--- ENTRIES ---
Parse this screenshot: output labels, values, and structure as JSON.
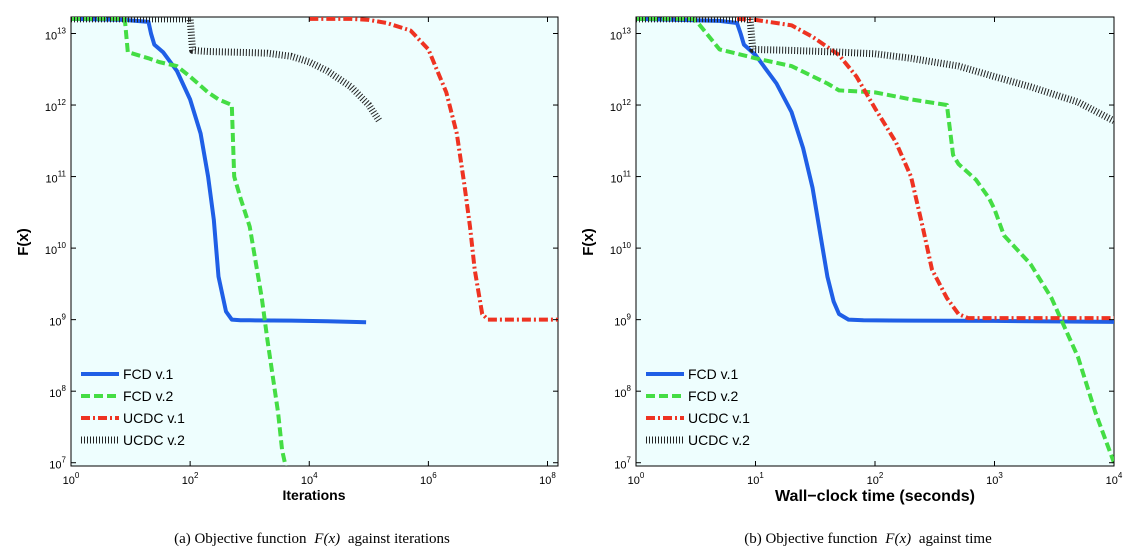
{
  "chart_data": [
    {
      "type": "line",
      "caption_prefix": "(a) Objective function",
      "caption_math": "F(x)",
      "caption_suffix": "against iterations",
      "xlabel": "Iterations",
      "ylabel": "F(x)",
      "xscale": "log",
      "yscale": "log",
      "xlim": [
        1,
        150000000
      ],
      "ylim": [
        9000000,
        17000000000000
      ],
      "xticks": [
        1,
        100,
        10000,
        1000000,
        100000000
      ],
      "xtick_base": [
        "10",
        "10",
        "10",
        "10",
        "10"
      ],
      "xtick_exp": [
        "0",
        "2",
        "4",
        "6",
        "8"
      ],
      "yticks": [
        10000000,
        100000000,
        1000000000,
        10000000000,
        100000000000,
        1000000000000,
        10000000000000
      ],
      "ytick_base": [
        "10",
        "10",
        "10",
        "10",
        "10",
        "10",
        "10"
      ],
      "ytick_exp": [
        "7",
        "8",
        "9",
        "10",
        "11",
        "12",
        "13"
      ],
      "background": "#eefefe",
      "legend_position": "bottom-left",
      "series": [
        {
          "name": "FCD v.1",
          "color": "#1f5fe6",
          "style": "solid",
          "x": [
            1,
            8,
            20,
            22,
            25,
            35,
            60,
            100,
            150,
            200,
            250,
            300,
            400,
            500,
            700,
            1000,
            5000,
            20000,
            90000
          ],
          "y": [
            16000000000000,
            15500000000000,
            14500000000000,
            10000000000000,
            7000000000000,
            5500000000000,
            3000000000000,
            1200000000000,
            400000000000,
            100000000000,
            25000000000,
            4000000000,
            1300000000,
            1000000000,
            980000000,
            980000000,
            970000000,
            950000000,
            920000000
          ]
        },
        {
          "name": "FCD v.2",
          "color": "#44dd44",
          "style": "dashed",
          "x": [
            1,
            8,
            9,
            20,
            30,
            60,
            100,
            200,
            300,
            500,
            550,
            700,
            1000,
            1600,
            2000,
            3000,
            3500,
            4000
          ],
          "y": [
            16000000000000,
            16000000000000,
            5500000000000,
            4500000000000,
            4000000000000,
            3500000000000,
            2500000000000,
            1500000000000,
            1200000000000,
            1000000000000,
            100000000000,
            50000000000,
            20000000000,
            2000000000,
            500000000,
            50000000,
            15000000,
            9000000
          ]
        },
        {
          "name": "UCDC v.1",
          "color": "#ee3322",
          "style": "dashdot",
          "x": [
            10000,
            50000,
            100000,
            200000,
            500000,
            1000000,
            2000000,
            3000000,
            4000000,
            5000000,
            6000000,
            8000000,
            10000000,
            150000000
          ],
          "y": [
            16000000000000,
            16000000000000,
            15500000000000,
            14000000000000,
            11000000000000,
            6000000000000,
            1500000000000,
            400000000000,
            80000000000,
            20000000000,
            5000000000,
            1200000000,
            1000000000,
            1000000000
          ]
        },
        {
          "name": "UCDC v.2",
          "color": "#222222",
          "style": "hatched",
          "x": [
            1,
            100,
            110,
            200,
            500,
            1000,
            2000,
            5000,
            10000,
            20000,
            50000,
            100000,
            150000
          ],
          "y": [
            16000000000000,
            16000000000000,
            5800000000000,
            5600000000000,
            5500000000000,
            5400000000000,
            5300000000000,
            4800000000000,
            4000000000000,
            3000000000000,
            1800000000000,
            1000000000000,
            600000000000
          ]
        }
      ]
    },
    {
      "type": "line",
      "caption_prefix": "(b) Objective function",
      "caption_math": "F(x)",
      "caption_suffix": "against time",
      "xlabel": "Wall−clock time (seconds)",
      "ylabel": "F(x)",
      "xscale": "log",
      "yscale": "log",
      "xlim": [
        1,
        10000
      ],
      "ylim": [
        9000000,
        17000000000000
      ],
      "xticks": [
        1,
        10,
        100,
        1000,
        10000
      ],
      "xtick_base": [
        "10",
        "10",
        "10",
        "10",
        "10"
      ],
      "xtick_exp": [
        "0",
        "1",
        "2",
        "3",
        "4"
      ],
      "yticks": [
        10000000,
        100000000,
        1000000000,
        10000000000,
        100000000000,
        1000000000000,
        10000000000000
      ],
      "ytick_base": [
        "10",
        "10",
        "10",
        "10",
        "10",
        "10",
        "10"
      ],
      "ytick_exp": [
        "7",
        "8",
        "9",
        "10",
        "11",
        "12",
        "13"
      ],
      "background": "#eefefe",
      "legend_position": "bottom-left",
      "series": [
        {
          "name": "FCD v.1",
          "color": "#1f5fe6",
          "style": "solid",
          "x": [
            1,
            5,
            7,
            7.5,
            8,
            10,
            15,
            20,
            25,
            30,
            35,
            40,
            45,
            50,
            60,
            80,
            200,
            1000,
            10000
          ],
          "y": [
            16000000000000,
            15000000000000,
            14000000000000,
            10000000000000,
            7000000000000,
            5000000000000,
            2000000000000,
            800000000000,
            250000000000,
            70000000000,
            15000000000,
            4000000000,
            1800000000,
            1200000000,
            1000000000,
            980000000,
            970000000,
            960000000,
            930000000
          ]
        },
        {
          "name": "FCD v.2",
          "color": "#44dd44",
          "style": "dashed",
          "x": [
            1,
            3,
            3.3,
            5,
            10,
            20,
            40,
            50,
            100,
            200,
            400,
            450,
            500,
            700,
            900,
            1000,
            1200,
            2000,
            3000,
            5000,
            7000,
            10000
          ],
          "y": [
            16000000000000,
            16000000000000,
            14000000000000,
            6000000000000,
            4500000000000,
            3500000000000,
            2000000000000,
            1600000000000,
            1500000000000,
            1200000000000,
            1000000000000,
            200000000000,
            150000000000,
            90000000000,
            50000000000,
            35000000000,
            15000000000,
            6000000000,
            2000000000,
            300000000,
            50000000,
            10000000
          ]
        },
        {
          "name": "UCDC v.1",
          "color": "#ee3322",
          "style": "dashdot",
          "x": [
            7,
            10,
            20,
            30,
            50,
            70,
            100,
            150,
            200,
            250,
            300,
            400,
            500,
            600,
            10000
          ],
          "y": [
            16000000000000,
            15500000000000,
            13000000000000,
            9000000000000,
            5000000000000,
            2500000000000,
            900000000000,
            300000000000,
            100000000000,
            20000000000,
            5000000000,
            2000000000,
            1200000000,
            1050000000,
            1050000000
          ]
        },
        {
          "name": "UCDC v.2",
          "color": "#222222",
          "style": "hatched",
          "x": [
            1,
            9,
            9.5,
            20,
            50,
            100,
            200,
            500,
            1000,
            2000,
            5000,
            10000
          ],
          "y": [
            16000000000000,
            16000000000000,
            6000000000000,
            5800000000000,
            5500000000000,
            5200000000000,
            4500000000000,
            3500000000000,
            2500000000000,
            1800000000000,
            1100000000000,
            600000000000
          ]
        }
      ]
    }
  ]
}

--- DIRECTION ---
Tell how many lines in the material contain the word "xlabel". Only the number is wanted.

--- TASK OUTPUT ---
2